__Exercise directions__:
Return the records exactly as they are.

__Records provided__:
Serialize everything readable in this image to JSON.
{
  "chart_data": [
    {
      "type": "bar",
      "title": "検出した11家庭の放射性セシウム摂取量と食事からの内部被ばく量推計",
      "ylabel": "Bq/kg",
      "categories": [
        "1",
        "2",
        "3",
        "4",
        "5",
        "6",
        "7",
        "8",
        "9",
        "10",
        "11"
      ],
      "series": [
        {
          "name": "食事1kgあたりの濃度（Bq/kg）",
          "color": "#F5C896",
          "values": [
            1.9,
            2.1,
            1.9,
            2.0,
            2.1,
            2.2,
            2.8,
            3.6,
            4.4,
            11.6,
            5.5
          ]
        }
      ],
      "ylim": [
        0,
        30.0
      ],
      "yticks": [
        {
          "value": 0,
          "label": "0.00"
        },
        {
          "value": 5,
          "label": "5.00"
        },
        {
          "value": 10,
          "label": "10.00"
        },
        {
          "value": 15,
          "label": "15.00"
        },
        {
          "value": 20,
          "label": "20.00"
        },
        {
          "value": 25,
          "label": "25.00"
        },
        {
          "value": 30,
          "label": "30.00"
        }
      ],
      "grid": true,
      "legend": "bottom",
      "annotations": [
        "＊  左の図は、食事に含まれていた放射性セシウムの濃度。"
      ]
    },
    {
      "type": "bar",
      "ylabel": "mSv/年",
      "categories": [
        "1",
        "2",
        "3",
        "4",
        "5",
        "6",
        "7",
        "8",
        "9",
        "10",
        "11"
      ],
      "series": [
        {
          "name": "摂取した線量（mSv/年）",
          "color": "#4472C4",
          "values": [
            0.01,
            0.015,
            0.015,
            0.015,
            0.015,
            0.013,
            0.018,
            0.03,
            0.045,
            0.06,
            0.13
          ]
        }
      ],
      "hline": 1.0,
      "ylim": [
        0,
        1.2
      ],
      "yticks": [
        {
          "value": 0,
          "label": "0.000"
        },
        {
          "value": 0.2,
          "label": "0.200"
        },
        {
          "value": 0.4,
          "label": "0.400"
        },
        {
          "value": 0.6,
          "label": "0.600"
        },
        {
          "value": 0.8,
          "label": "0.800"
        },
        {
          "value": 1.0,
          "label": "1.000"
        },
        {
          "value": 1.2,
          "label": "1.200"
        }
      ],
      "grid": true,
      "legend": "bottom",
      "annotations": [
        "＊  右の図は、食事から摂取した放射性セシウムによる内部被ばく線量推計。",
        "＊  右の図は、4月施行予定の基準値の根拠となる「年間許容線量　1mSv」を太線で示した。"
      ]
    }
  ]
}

__In response__:
Serialize everything readable in this image to JSON.
{
  "chart_data": [
    {
      "type": "bar",
      "title": "検出した11家庭の放射性セシウム摂取量と食事からの内部被ばく量推計",
      "ylabel": "Bq/kg",
      "categories": [
        "1",
        "2",
        "3",
        "4",
        "5",
        "6",
        "7",
        "8",
        "9",
        "10",
        "11"
      ],
      "series": [
        {
          "name": "食事1kgあたりの濃度（Bq/kg）",
          "color": "#F5C896",
          "values": [
            1.9,
            2.1,
            1.9,
            2.0,
            2.1,
            2.2,
            2.8,
            3.6,
            4.4,
            11.6,
            5.5
          ]
        }
      ],
      "ylim": [
        0,
        30.0
      ],
      "yticks": [
        {
          "value": 0,
          "label": "0.00"
        },
        {
          "value": 5,
          "label": "5.00"
        },
        {
          "value": 10,
          "label": "10.00"
        },
        {
          "value": 15,
          "label": "15.00"
        },
        {
          "value": 20,
          "label": "20.00"
        },
        {
          "value": 25,
          "label": "25.00"
        },
        {
          "value": 30,
          "label": "30.00"
        }
      ],
      "grid": true,
      "legend": "bottom",
      "annotations": [
        "＊  左の図は、食事に含まれていた放射性セシウムの濃度。"
      ]
    },
    {
      "type": "bar",
      "ylabel": "mSv/年",
      "categories": [
        "1",
        "2",
        "3",
        "4",
        "5",
        "6",
        "7",
        "8",
        "9",
        "10",
        "11"
      ],
      "series": [
        {
          "name": "摂取した線量（mSv/年）",
          "color": "#4472C4",
          "values": [
            0.01,
            0.015,
            0.015,
            0.015,
            0.015,
            0.013,
            0.018,
            0.03,
            0.045,
            0.06,
            0.13
          ]
        }
      ],
      "hline": 1.0,
      "ylim": [
        0,
        1.2
      ],
      "yticks": [
        {
          "value": 0,
          "label": "0.000"
        },
        {
          "value": 0.2,
          "label": "0.200"
        },
        {
          "value": 0.4,
          "label": "0.400"
        },
        {
          "value": 0.6,
          "label": "0.600"
        },
        {
          "value": 0.8,
          "label": "0.800"
        },
        {
          "value": 1.0,
          "label": "1.000"
        },
        {
          "value": 1.2,
          "label": "1.200"
        }
      ],
      "grid": true,
      "legend": "bottom",
      "annotations": [
        "＊  右の図は、食事から摂取した放射性セシウムによる内部被ばく線量推計。",
        "＊  右の図は、4月施行予定の基準値の根拠となる「年間許容線量　1mSv」を太線で示した。"
      ]
    }
  ]
}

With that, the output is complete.